- _Given instruction_
Wherever the string "content" appears in the listing, copy that line.

- _Record set_
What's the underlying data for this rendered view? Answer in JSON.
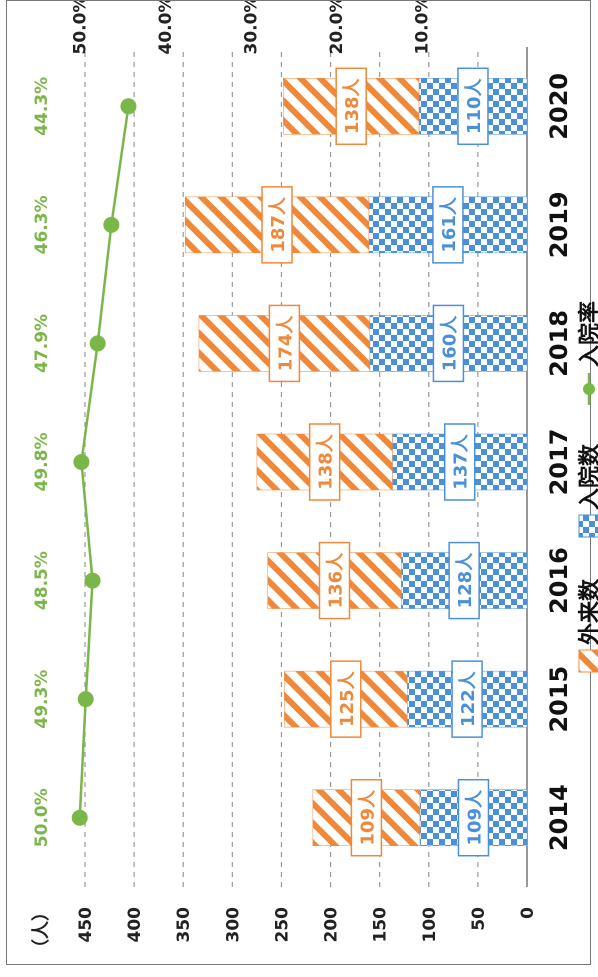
{
  "chart_data": {
    "type": "bar+line",
    "orientation": "rotated-90",
    "categories": [
      "2014",
      "2015",
      "2016",
      "2017",
      "2018",
      "2019",
      "2020"
    ],
    "y_unit_label": "（人）",
    "y_ticks": [
      "0",
      "50",
      "100",
      "150",
      "200",
      "250",
      "300",
      "350",
      "400",
      "450"
    ],
    "y_range": [
      0,
      450
    ],
    "y2_ticks": [
      "10.0%",
      "20.0%",
      "30.0%",
      "40.0%",
      "50.0%"
    ],
    "y2_range": [
      0.0,
      55.0
    ],
    "series": [
      {
        "name": "入院数",
        "type": "stacked-bar",
        "values": [
          109,
          122,
          128,
          137,
          160,
          161,
          110
        ],
        "labels": [
          "109人",
          "122人",
          "128人",
          "137人",
          "160人",
          "161人",
          "110人"
        ],
        "color": "#4a90d9"
      },
      {
        "name": "外来数",
        "type": "stacked-bar",
        "values": [
          109,
          125,
          136,
          138,
          174,
          187,
          138
        ],
        "labels": [
          "109人",
          "125人",
          "136人",
          "138人",
          "174人",
          "187人",
          "138人"
        ],
        "color": "#f0883a"
      },
      {
        "name": "入院率",
        "type": "line",
        "values": [
          50.0,
          49.3,
          48.5,
          49.8,
          47.9,
          46.3,
          44.3
        ],
        "labels": [
          "50.0%",
          "49.3%",
          "48.5%",
          "49.8%",
          "47.9%",
          "46.3%",
          "44.3%"
        ],
        "color": "#7ab648"
      }
    ],
    "legend": {
      "placement": "bottom",
      "items": [
        "外来数",
        "入院数",
        "入院率"
      ]
    },
    "grid": "horizontal-dotted"
  }
}
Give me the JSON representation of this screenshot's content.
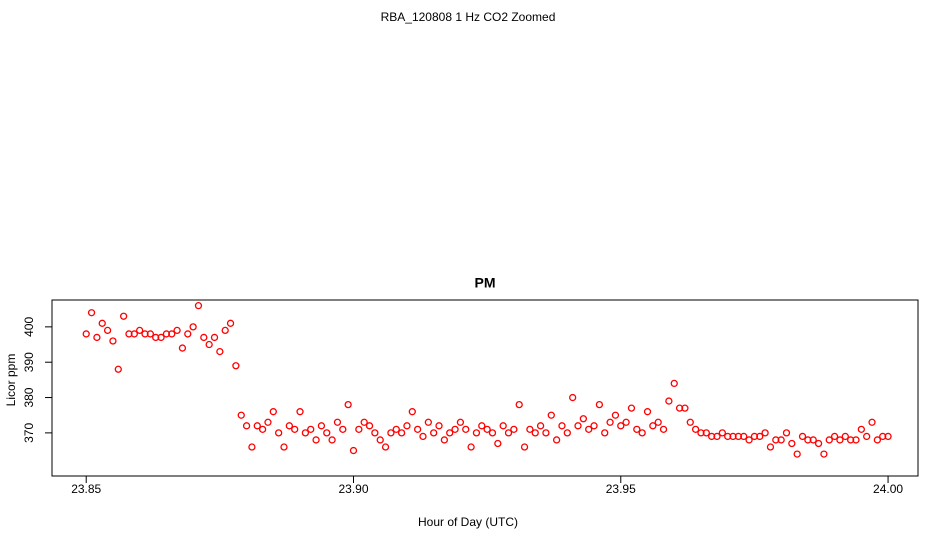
{
  "page_title": "RBA_120808  1 Hz CO2 Zoomed",
  "chart_data": {
    "type": "scatter",
    "title": "PM",
    "x_label": "Hour of Day (UTC)",
    "y_label": "Licor ppm",
    "color": "#ff0000",
    "xlim": [
      23.8436,
      24.0056
    ],
    "ylim": [
      357.8,
      407.6
    ],
    "xticks": [
      {
        "value": 23.85,
        "label": "23.85"
      },
      {
        "value": 23.9,
        "label": "23.90"
      },
      {
        "value": 23.95,
        "label": "23.95"
      },
      {
        "value": 24,
        "label": "24.00"
      }
    ],
    "yticks": [
      370,
      380,
      390,
      400
    ],
    "x": [
      23.85,
      23.851,
      23.852,
      23.853,
      23.854,
      23.855,
      23.856,
      23.857,
      23.858,
      23.859,
      23.86,
      23.861,
      23.862,
      23.863,
      23.864,
      23.865,
      23.866,
      23.867,
      23.868,
      23.869,
      23.87,
      23.871,
      23.872,
      23.873,
      23.874,
      23.875,
      23.876,
      23.877,
      23.878,
      23.879,
      23.88,
      23.881,
      23.882,
      23.883,
      23.884,
      23.885,
      23.886,
      23.887,
      23.888,
      23.889,
      23.89,
      23.891,
      23.892,
      23.893,
      23.894,
      23.895,
      23.896,
      23.897,
      23.898,
      23.899,
      23.9,
      23.901,
      23.902,
      23.903,
      23.904,
      23.905,
      23.906,
      23.907,
      23.908,
      23.909,
      23.91,
      23.911,
      23.912,
      23.913,
      23.914,
      23.915,
      23.916,
      23.917,
      23.918,
      23.919,
      23.92,
      23.921,
      23.922,
      23.923,
      23.924,
      23.925,
      23.926,
      23.927,
      23.928,
      23.929,
      23.93,
      23.931,
      23.932,
      23.933,
      23.934,
      23.935,
      23.936,
      23.937,
      23.938,
      23.939,
      23.94,
      23.941,
      23.942,
      23.943,
      23.944,
      23.945,
      23.946,
      23.947,
      23.948,
      23.949,
      23.95,
      23.951,
      23.952,
      23.953,
      23.954,
      23.955,
      23.956,
      23.957,
      23.958,
      23.959,
      23.96,
      23.961,
      23.962,
      23.963,
      23.964,
      23.965,
      23.966,
      23.967,
      23.968,
      23.969,
      23.97,
      23.971,
      23.972,
      23.973,
      23.974,
      23.975,
      23.976,
      23.977,
      23.978,
      23.979,
      23.98,
      23.981,
      23.982,
      23.983,
      23.984,
      23.985,
      23.986,
      23.987,
      23.988,
      23.989,
      23.99,
      23.991,
      23.992,
      23.993,
      23.994,
      23.995,
      23.996,
      23.997,
      23.998,
      23.999,
      24.0
    ],
    "values": [
      398,
      404,
      397,
      401,
      399,
      396,
      388,
      403,
      398,
      398,
      399,
      398,
      398,
      397,
      397,
      398,
      398,
      399,
      394,
      398,
      400,
      406,
      397,
      395,
      397,
      393,
      399,
      401,
      389,
      375,
      372,
      366,
      372,
      371,
      373,
      376,
      370,
      366,
      372,
      371,
      376,
      370,
      371,
      368,
      372,
      370,
      368,
      373,
      371,
      378,
      365,
      371,
      373,
      372,
      370,
      368,
      366,
      370,
      371,
      370,
      372,
      376,
      371,
      369,
      373,
      370,
      372,
      368,
      370,
      371,
      373,
      371,
      366,
      370,
      372,
      371,
      370,
      367,
      372,
      370,
      371,
      378,
      366,
      371,
      370,
      372,
      370,
      375,
      368,
      372,
      370,
      380,
      372,
      374,
      371,
      372,
      378,
      370,
      373,
      375,
      372,
      373,
      377,
      371,
      370,
      376,
      372,
      373,
      371,
      379,
      384,
      377,
      377,
      373,
      371,
      370,
      370,
      369,
      369,
      370,
      369,
      369,
      369,
      369,
      368,
      369,
      369,
      370,
      366,
      368,
      368,
      370,
      367,
      364,
      369,
      368,
      368,
      367,
      364,
      368,
      369,
      368,
      369,
      368,
      368,
      371,
      369,
      373,
      368,
      369,
      369
    ]
  }
}
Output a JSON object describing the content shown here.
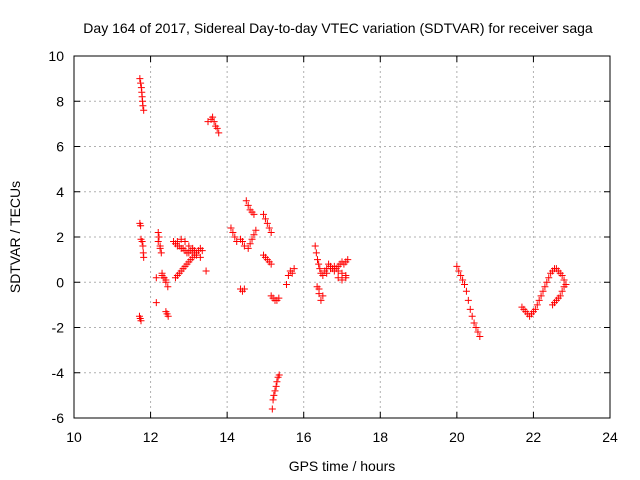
{
  "chart_data": {
    "type": "scatter",
    "title": "Day 164 of 2017, Sidereal Day-to-day VTEC variation (SDTVAR) for receiver saga",
    "xlabel": "GPS time / hours",
    "ylabel": "SDTVAR / TECUs",
    "xlim": [
      10,
      24
    ],
    "ylim": [
      -6,
      10
    ],
    "xticks": [
      10,
      12,
      14,
      16,
      18,
      20,
      22,
      24
    ],
    "yticks": [
      -6,
      -4,
      -2,
      0,
      2,
      4,
      6,
      8,
      10
    ],
    "grid": true,
    "marker": "+",
    "color": "#ff0000",
    "series": [
      {
        "name": "SDTVAR",
        "x": [
          11.72,
          11.74,
          11.76,
          11.77,
          11.78,
          11.79,
          11.8,
          11.82,
          11.72,
          11.74,
          11.75,
          11.78,
          11.8,
          11.81,
          11.82,
          11.71,
          11.73,
          11.75,
          12.15,
          12.2,
          12.22,
          12.25,
          12.28,
          12.3,
          12.35,
          12.4,
          12.45,
          12.2,
          12.25,
          12.3,
          12.35,
          12.4,
          12.4,
          12.43,
          12.46,
          12.15,
          12.6,
          12.65,
          12.7,
          12.75,
          12.8,
          12.85,
          12.9,
          12.95,
          13.0,
          13.05,
          13.1,
          13.15,
          13.2,
          13.25,
          13.3,
          13.35,
          12.65,
          12.7,
          12.75,
          12.8,
          12.85,
          12.9,
          12.95,
          13.0,
          13.05,
          13.1,
          13.15,
          12.7,
          12.8,
          12.9,
          13.0,
          13.1,
          13.2,
          13.3,
          13.45,
          13.5,
          13.58,
          13.62,
          13.66,
          13.7,
          13.74,
          13.78,
          14.1,
          14.15,
          14.2,
          14.25,
          14.35,
          14.4,
          14.45,
          14.35,
          14.4,
          14.45,
          14.5,
          14.55,
          14.6,
          14.65,
          14.7,
          14.55,
          14.6,
          14.65,
          14.7,
          14.75,
          14.95,
          15.0,
          15.05,
          15.1,
          15.15,
          14.95,
          15.0,
          15.05,
          15.1,
          15.15,
          15.15,
          15.2,
          15.25,
          15.3,
          15.35,
          15.18,
          15.2,
          15.22,
          15.25,
          15.28,
          15.3,
          15.33,
          15.36,
          15.55,
          15.6,
          15.65,
          15.7,
          15.75,
          16.3,
          16.33,
          16.36,
          16.39,
          16.42,
          16.45,
          16.35,
          16.4,
          16.45,
          16.5,
          16.55,
          16.6,
          16.65,
          16.7,
          16.75,
          16.8,
          16.85,
          16.9,
          16.95,
          17.0,
          17.05,
          17.1,
          17.15,
          16.4,
          16.5,
          16.6,
          16.7,
          16.8,
          16.9,
          17.0,
          17.1,
          16.9,
          17.0,
          17.1,
          20.0,
          20.05,
          20.1,
          20.15,
          20.2,
          20.25,
          20.3,
          20.35,
          20.4,
          20.45,
          20.5,
          20.55,
          20.6,
          21.7,
          21.75,
          21.8,
          21.85,
          21.9,
          21.95,
          22.0,
          22.05,
          22.1,
          22.15,
          22.2,
          22.25,
          22.3,
          22.35,
          22.4,
          22.45,
          22.5,
          22.55,
          22.6,
          22.65,
          22.7,
          22.75,
          22.8,
          22.85,
          22.8,
          22.75,
          22.7,
          22.65,
          22.6,
          22.55,
          22.5
        ],
        "y": [
          9.0,
          8.8,
          8.6,
          8.4,
          8.2,
          8.0,
          7.8,
          7.6,
          2.6,
          2.5,
          1.9,
          1.8,
          1.6,
          1.3,
          1.1,
          -1.5,
          -1.6,
          -1.7,
          -0.9,
          2.2,
          2.0,
          1.6,
          1.3,
          0.3,
          0.2,
          0.0,
          -0.2,
          1.8,
          1.5,
          0.4,
          0.2,
          0.1,
          -1.3,
          -1.4,
          -1.5,
          0.2,
          1.8,
          1.7,
          1.6,
          1.6,
          1.5,
          1.5,
          1.4,
          1.3,
          1.3,
          1.4,
          1.5,
          1.4,
          1.3,
          1.4,
          1.5,
          1.4,
          0.2,
          0.3,
          0.4,
          0.5,
          0.6,
          0.7,
          0.8,
          0.9,
          1.0,
          1.1,
          1.2,
          1.8,
          1.9,
          1.8,
          1.6,
          1.4,
          1.2,
          1.1,
          0.5,
          7.1,
          7.2,
          7.3,
          7.1,
          6.9,
          6.8,
          6.6,
          2.4,
          2.2,
          2.0,
          1.8,
          1.9,
          1.8,
          1.6,
          -0.3,
          -0.4,
          -0.3,
          3.6,
          3.4,
          3.2,
          3.1,
          3.0,
          1.5,
          1.7,
          1.9,
          2.1,
          2.3,
          3.0,
          2.8,
          2.6,
          2.4,
          2.2,
          1.2,
          1.1,
          1.0,
          0.9,
          0.8,
          -0.6,
          -0.7,
          -0.8,
          -0.8,
          -0.7,
          -5.6,
          -5.2,
          -5.0,
          -4.8,
          -4.6,
          -4.4,
          -4.2,
          -4.1,
          -0.1,
          0.3,
          0.5,
          0.4,
          0.6,
          1.6,
          1.3,
          1.0,
          0.8,
          0.6,
          0.4,
          -0.2,
          -0.5,
          -0.8,
          0.3,
          0.5,
          0.6,
          0.8,
          0.7,
          0.6,
          0.5,
          0.6,
          0.7,
          0.8,
          0.9,
          0.8,
          0.9,
          1.0,
          -0.3,
          -0.6,
          0.4,
          0.6,
          0.7,
          0.5,
          0.4,
          0.2,
          0.2,
          0.1,
          0.3,
          0.7,
          0.5,
          0.3,
          0.1,
          -0.1,
          -0.4,
          -0.8,
          -1.2,
          -1.5,
          -1.8,
          -2.0,
          -2.2,
          -2.4,
          -1.1,
          -1.2,
          -1.3,
          -1.4,
          -1.5,
          -1.4,
          -1.3,
          -1.2,
          -1.0,
          -0.8,
          -0.6,
          -0.4,
          -0.2,
          0.0,
          0.2,
          0.4,
          0.5,
          0.6,
          0.6,
          0.5,
          0.4,
          0.3,
          0.1,
          -0.1,
          -0.2,
          -0.4,
          -0.6,
          -0.7,
          -0.8,
          -0.9,
          -1.0
        ]
      }
    ]
  }
}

- _Solution for this task_
Give me the JSON representation of this screenshot's content.
Output a JSON object describing the content shown here.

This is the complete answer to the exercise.